**What to produce**. Reproduce the listing below exactly, minus its pictures.

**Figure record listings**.
__________________________________________________
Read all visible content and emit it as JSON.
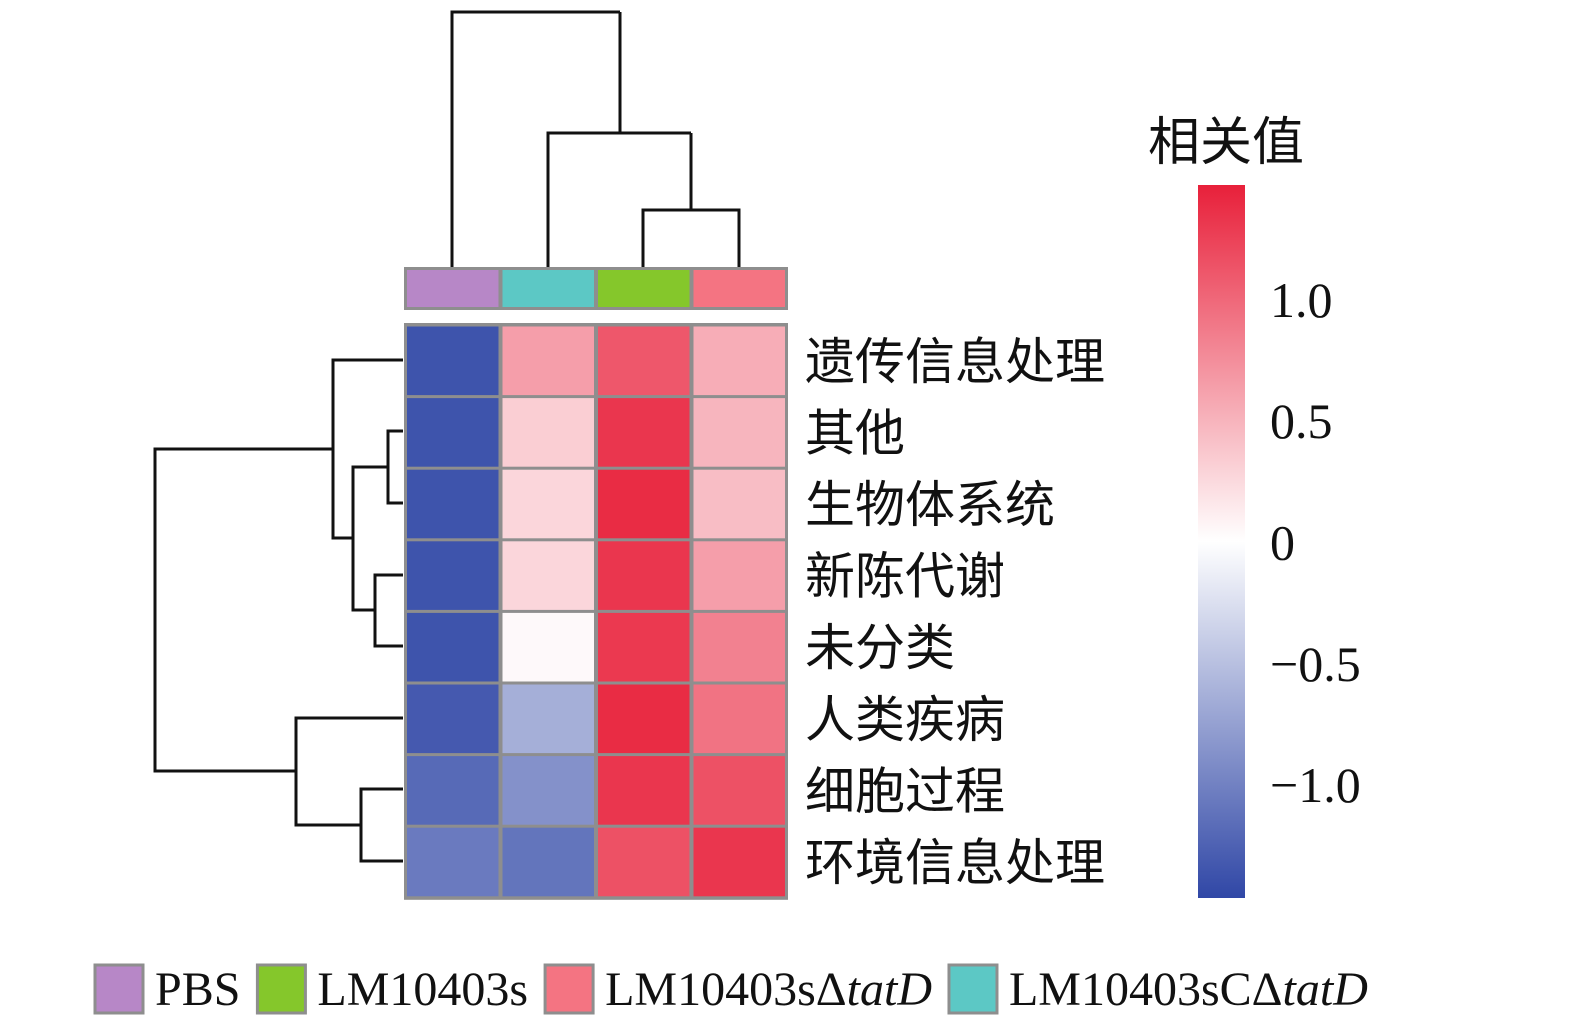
{
  "chart_data": {
    "type": "heatmap",
    "title": "",
    "columns": [
      "PBS",
      "LM10403sCΔtatD",
      "LM10403s",
      "LM10403sΔtatD"
    ],
    "column_group_colors": [
      "#b787c7",
      "#5cc8c5",
      "#85c72b",
      "#f47482"
    ],
    "rows": [
      "遗传信息处理",
      "其他",
      "生物体系统",
      "新陈代谢",
      "未分类",
      "人类疾病",
      "细胞过程",
      "环境信息处理"
    ],
    "values": [
      [
        -1.35,
        0.55,
        1.05,
        0.45
      ],
      [
        -1.35,
        0.25,
        1.3,
        0.4
      ],
      [
        -1.35,
        0.2,
        1.38,
        0.35
      ],
      [
        -1.35,
        0.2,
        1.3,
        0.55
      ],
      [
        -1.35,
        0.02,
        1.28,
        0.75
      ],
      [
        -1.3,
        -0.55,
        1.38,
        0.85
      ],
      [
        -1.15,
        -0.8,
        1.3,
        1.1
      ],
      [
        -1.0,
        -1.05,
        1.1,
        1.3
      ]
    ],
    "colorbar": {
      "title": "相关值",
      "range": [
        -1.47,
        1.47
      ],
      "ticks": [
        1.0,
        0.5,
        0,
        -0.5,
        -1.0
      ],
      "tick_labels": [
        "1.0",
        "0.5",
        "0",
        "−0.5",
        "−1.0"
      ],
      "low_color": "#3047a6",
      "mid_color": "#ffffff",
      "high_color": "#e8203a"
    },
    "legend": {
      "placement": "bottom",
      "items": [
        {
          "label": "PBS",
          "suffix": "",
          "color": "#b787c7"
        },
        {
          "label": "LM10403s",
          "suffix": "",
          "color": "#85c72b"
        },
        {
          "label": "LM10403sΔ",
          "suffix": "tatD",
          "color": "#f47482"
        },
        {
          "label": "LM10403sCΔ",
          "suffix": "tatD",
          "color": "#5cc8c5"
        }
      ]
    }
  }
}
__________________________________________________
**Response**.
Read all visible content and emit it as JSON.
{
  "chart_data": {
    "type": "heatmap",
    "title": "",
    "columns": [
      "PBS",
      "LM10403sCΔtatD",
      "LM10403s",
      "LM10403sΔtatD"
    ],
    "column_group_colors": [
      "#b787c7",
      "#5cc8c5",
      "#85c72b",
      "#f47482"
    ],
    "rows": [
      "遗传信息处理",
      "其他",
      "生物体系统",
      "新陈代谢",
      "未分类",
      "人类疾病",
      "细胞过程",
      "环境信息处理"
    ],
    "values": [
      [
        -1.35,
        0.55,
        1.05,
        0.45
      ],
      [
        -1.35,
        0.25,
        1.3,
        0.4
      ],
      [
        -1.35,
        0.2,
        1.38,
        0.35
      ],
      [
        -1.35,
        0.2,
        1.3,
        0.55
      ],
      [
        -1.35,
        0.02,
        1.28,
        0.75
      ],
      [
        -1.3,
        -0.55,
        1.38,
        0.85
      ],
      [
        -1.15,
        -0.8,
        1.3,
        1.1
      ],
      [
        -1.0,
        -1.05,
        1.1,
        1.3
      ]
    ],
    "colorbar": {
      "title": "相关值",
      "range": [
        -1.47,
        1.47
      ],
      "ticks": [
        1.0,
        0.5,
        0,
        -0.5,
        -1.0
      ],
      "tick_labels": [
        "1.0",
        "0.5",
        "0",
        "−0.5",
        "−1.0"
      ],
      "low_color": "#3047a6",
      "mid_color": "#ffffff",
      "high_color": "#e8203a"
    },
    "legend": {
      "placement": "bottom",
      "items": [
        {
          "label": "PBS",
          "suffix": "",
          "color": "#b787c7"
        },
        {
          "label": "LM10403s",
          "suffix": "",
          "color": "#85c72b"
        },
        {
          "label": "LM10403sΔ",
          "suffix": "tatD",
          "color": "#f47482"
        },
        {
          "label": "LM10403sCΔ",
          "suffix": "tatD",
          "color": "#5cc8c5"
        }
      ]
    }
  }
}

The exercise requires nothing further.